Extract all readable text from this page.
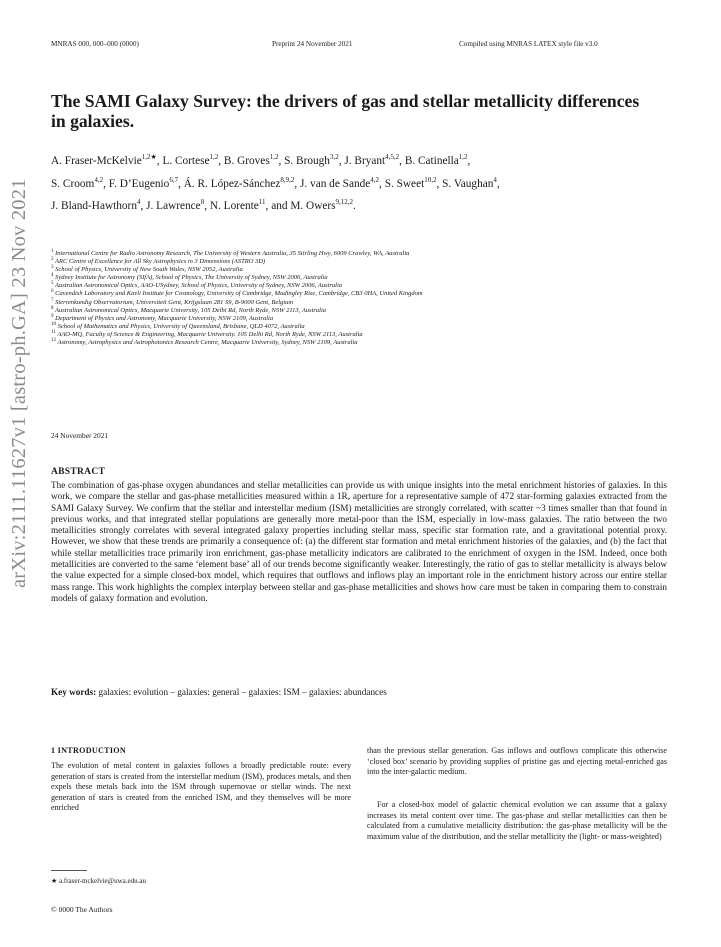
MNRAS 000, 000–000 (0000)	Preprint 24 November 2021	Compiled using MNRAS LATEX style file v3.0
arXiv:2111.11627v1 [astro-ph.GA] 23 Nov 2021
The SAMI Galaxy Survey: the drivers of gas and stellar metallicity differences in galaxies.
A. Fraser-McKelvie$^{1,2★}$, L. Cortese$^{1,2}$, B. Groves$^{1,2}$, S. Brough$^{3,2}$, J. Bryant$^{4,5,2}$, B. Catinella$^{1,2}$,
S. Croom$^{4,2}$, F. D’Eugenio$^{6,7}$, Á. R. López-Sánchez$^{8,9,2}$, J. van de Sande$^{4,2}$, S. Sweet$^{10,2}$, S. Vaughan$^4$,
J. Bland-Hawthorn$^4$, J. Lawrence$^8$, N. Lorente$^{11}$, and M. Owers$^{9,12,2}$.
$^1$ International Centre for Radio Astronomy Research, The University of Western Australia, 35 Stirling Hwy, 6009 Crawley, WA, Australia
$^2$ ARC Centre of Excellence for All Sky Astrophysics in 3 Dimensions (ASTRO 3D)
$^3$ School of Physics, University of New South Wales, NSW 2052, Australia
$^4$ Sydney Institute for Astronomy (SIfA), School of Physics, The University of Sydney, NSW 2006, Australia
$^5$ Australian Astronomical Optics, AAO-USydney, School of Physics, University of Sydney, NSW 2006, Australia
$^6$ Cavendish Laboratory and Kavli Institute for Cosmology, University of Cambridge, Madingley Rise, Cambridge, CB3 0HA, United Kingdom
$^7$ Sterrenkundig Observatorium, Universiteit Gent, Krijgslaan 281 S9, B-9000 Gent, Belgium
$^8$ Australian Astronomical Optics, Macquarie University, 105 Delhi Rd, North Ryde, NSW 2113, Australia
$^9$ Department of Physics and Astronomy, Macquarie University, NSW 2109, Australia
$^{10}$ School of Mathematics and Physics, University of Queensland, Brisbane, QLD 4072, Australia
$^{11}$ AAO-MQ, Faculty of Science & Engineering, Macquarie University. 105 Delhi Rd, North Ryde, NSW 2113, Australia
$^{12}$ Astronomy, Astrophysics and Astrophotonics Research Centre, Macquarie University, Sydney, NSW 2109, Australia
24 November 2021
ABSTRACT
The combination of gas-phase oxygen abundances and stellar metallicities can provide us with unique insights into the metal enrichment histories of galaxies. In this work, we compare the stellar and gas-phase metallicities measured within a 1Rₑ aperture for a representative sample of 472 star-forming galaxies extracted from the SAMI Galaxy Survey. We confirm that the stellar and interstellar medium (ISM) metallicities are strongly correlated, with scatter ~3 times smaller than that found in previous works, and that integrated stellar populations are generally more metal-poor than the ISM, especially in low-mass galaxies. The ratio between the two metallicities strongly correlates with several integrated galaxy properties including stellar mass, specific star formation rate, and a gravitational potential proxy. However, we show that these trends are primarily a consequence of: (a) the different star formation and metal enrichment histories of the galaxies, and (b) the fact that while stellar metallicities trace primarily iron enrichment, gas-phase metallicity indicators are calibrated to the enrichment of oxygen in the ISM. Indeed, once both metallicities are converted to the same ‘element base’ all of our trends become significantly weaker. Interestingly, the ratio of gas to stellar metallicity is always below the value expected for a simple closed-box model, which requires that outflows and inflows play an important role in the enrichment history across our entire stellar mass range. This work highlights the complex interplay between stellar and gas-phase metallicities and shows how care must be taken in comparing them to constrain models of galaxy formation and evolution.
Key words: galaxies: evolution – galaxies: general – galaxies: ISM – galaxies: abundances
1 INTRODUCTION
The evolution of metal content in galaxies follows a broadly predictable route: every generation of stars is created from the interstellar medium (ISM), produces metals, and then expels these metals back into the ISM through supernovae or stellar winds. The next generation of stars is created from the enriched ISM, and they themselves will be more enriched
than the previous stellar generation. Gas inflows and outflows complicate this otherwise ‘closed box’ scenario by providing supplies of pristine gas and ejecting metal-enriched gas into the inter-galactic medium.
For a closed-box model of galactic chemical evolution we can assume that a galaxy increases its metal content over time. The gas-phase and stellar metallicities can then be calculated from a cumulative metallicity distribution: the gas-phase metallicity will be the maximum value of the distribution, and the stellar metallicity the (light- or mass-weighted)
★ a.fraser-mckelvie@uwa.edu.au
© 0000 The Authors
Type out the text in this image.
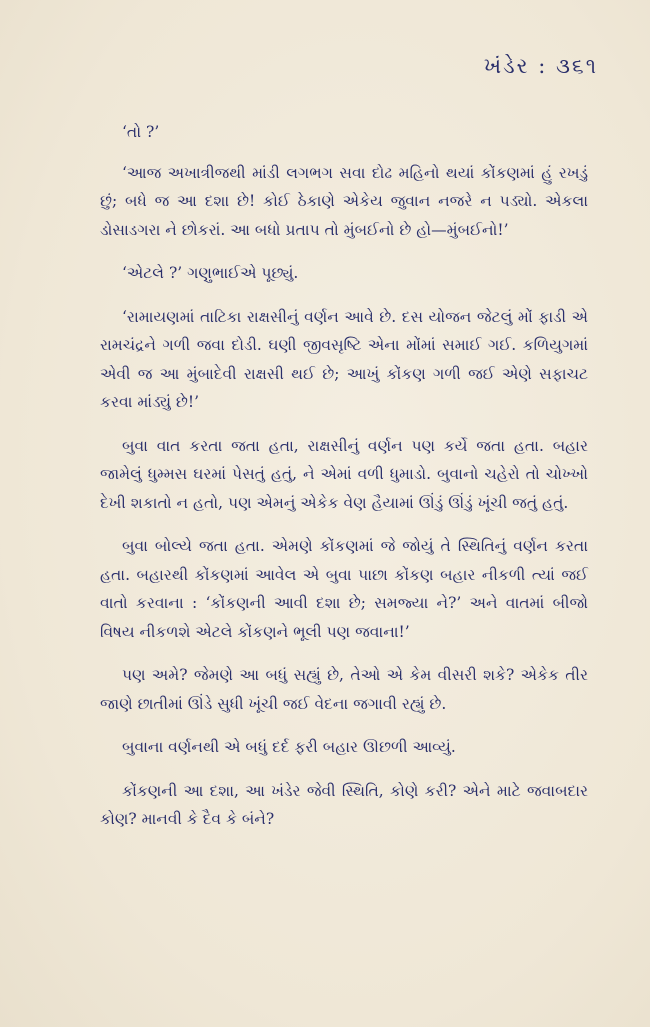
ખંડેર : ૩૬૧

‘તો ?’

‘આજ અખાત્રીજથી માંડી લગભગ સવા દોઢ મહિનો થયાં કોંકણમાં હું રખડું છું; બધે જ આ દશા છે! કોઈ ઠેકાણે એકેય જુવાન નજરે ન પડ્યો. એકલા ડોસાડગરા ને છોકરાં. આ બધો પ્રતાપ તો મુંબઈનો છે હો—મુંબઈનો!’

‘એટલે ?’ ગણુભાઈએ પૂછ્યું.

‘રામાયણમાં તાટિકા રાક્ષસીનું વર્ણન આવે છે. દસ યોજન જેટલું મોં ફાડી એ રામચંદ્રને ગળી જવા દોડી. ઘણી જીવસૃષ્ટિ એના મોંમાં સમાઈ ગઈ. કળિયુગમાં એવી જ આ મુંબાદેવી રાક્ષસી થઈ છે; આખું કોંકણ ગળી જઈ એણે સફાચટ કરવા માંડ્યું છે!’

બુવા વાત કરતા જતા હતા, રાક્ષસીનું વર્ણન પણ કર્યે જતા હતા. બહાર જામેલું ધુમ્મસ ઘરમાં પેસતું હતું, ને એમાં વળી ધુમાડો. બુવાનો ચહેરો તો ચોખ્ખો દેખી શકાતો ન હતો, પણ એમનું એકેક વેણ હૈયામાં ઊંડું ઊંડું ખૂંચી જતું હતું.

બુવા બોલ્યે જતા હતા. એમણે કોંકણમાં જે જોયું તે સ્થિતિનું વર્ણન કરતા હતા. બહારથી કોંકણમાં આવેલ એ બુવા પાછા કોંકણ બહાર નીકળી ત્યાં જઈ વાતો કરવાના : ‘કોંકણની આવી દશા છે; સમજ્યા ને?’ અને વાતમાં બીજો વિષય નીકળશે એટલે કોંકણને ભૂલી પણ જવાના!’

પણ અમે? જેમણે આ બધું સહ્યું છે, તેઓ એ કેમ વીસરી શકે? એકેક તીર જાણે છાતીમાં ઊંડે સુધી ખૂંચી જઈ વેદના જગાવી રહ્યું છે.

બુવાના વર્ણનથી એ બધું દર્દ ફરી બહાર ઊછળી આવ્યું.

કોંકણની આ દશા, આ ખંડેર જેવી સ્થિતિ, કોણે કરી? એને માટે જવાબદાર કોણ? માનવી કે દૈવ કે બંને?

::::::

OBJECTIVE.
Leave the pictures out, and please copy only the lines from the one with "Type out the text in this image." through the end of the listing.

SOLVED EXERCISE.
Type out the text in this image.
ખંડેર : ૩૬૧

‘તો ?’

‘આજ અખાત્રીજથી માંડી લગભગ સવા દોઢ મહિનો થયાં કોંકણમાં હું રખડું છું; બધે જ આ દશા છે! કોઈ ઠેકાણે એકેય જુવાન નજરે ન પડ્યો. એકલા ડોસાડગરા ને છોકરાં. આ બધો પ્રતાપ તો મુંબઈનો છે હો—મુંબઈનો!’

‘એટલે ?’ ગણુભાઈએ પૂછ્યું.

‘રામાયણમાં તાટિકા રાક્ષસીનું વર્ણન આવે છે. દસ યોજન જેટલું મોં ફાડી એ રામચંદ્રને ગળી જવા દોડી. ઘણી જીવસૃષ્ટિ એના મોંમાં સમાઈ ગઈ. કળિયુગમાં એવી જ આ મુંબાદેવી રાક્ષસી થઈ છે; આખું કોંકણ ગળી જઈ એણે સફાચટ કરવા માંડ્યું છે!’

બુવા વાત કરતા જતા હતા, રાક્ષસીનું વર્ણન પણ કર્યે જતા હતા. બહાર જામેલું ધુમ્મસ ઘરમાં પેસતું હતું, ને એમાં વળી ધુમાડો. બુવાનો ચહેરો તો ચોખ્ખો દેખી શકાતો ન હતો, પણ એમનું એકેક વેણ હૈયામાં ઊંડું ઊંડું ખૂંચી જતું હતું.

બુવા બોલ્યે જતા હતા. એમણે કોંકણમાં જે જોયું તે સ્થિતિનું વર્ણન કરતા હતા. બહારથી કોંકણમાં આવેલ એ બુવા પાછા કોંકણ બહાર નીકળી ત્યાં જઈ વાતો કરવાના : ‘કોંકણની આવી દશા છે; સમજ્યા ને?’ અને વાતમાં બીજો વિષય નીકળશે એટલે કોંકણને ભૂલી પણ જવાના!’

પણ અમે? જેમણે આ બધું સહ્યું છે, તેઓ એ કેમ વીસરી શકે? એકેક તીર જાણે છાતીમાં ઊંડે સુધી ખૂંચી જઈ વેદના જગાવી રહ્યું છે.

બુવાના વર્ણનથી એ બધું દર્દ ફરી બહાર ઊછળી આવ્યું.

કોંકણની આ દશા, આ ખંડેર જેવી સ્થિતિ, કોણે કરી? એને માટે જવાબદાર કોણ? માનવી કે દૈવ કે બંને?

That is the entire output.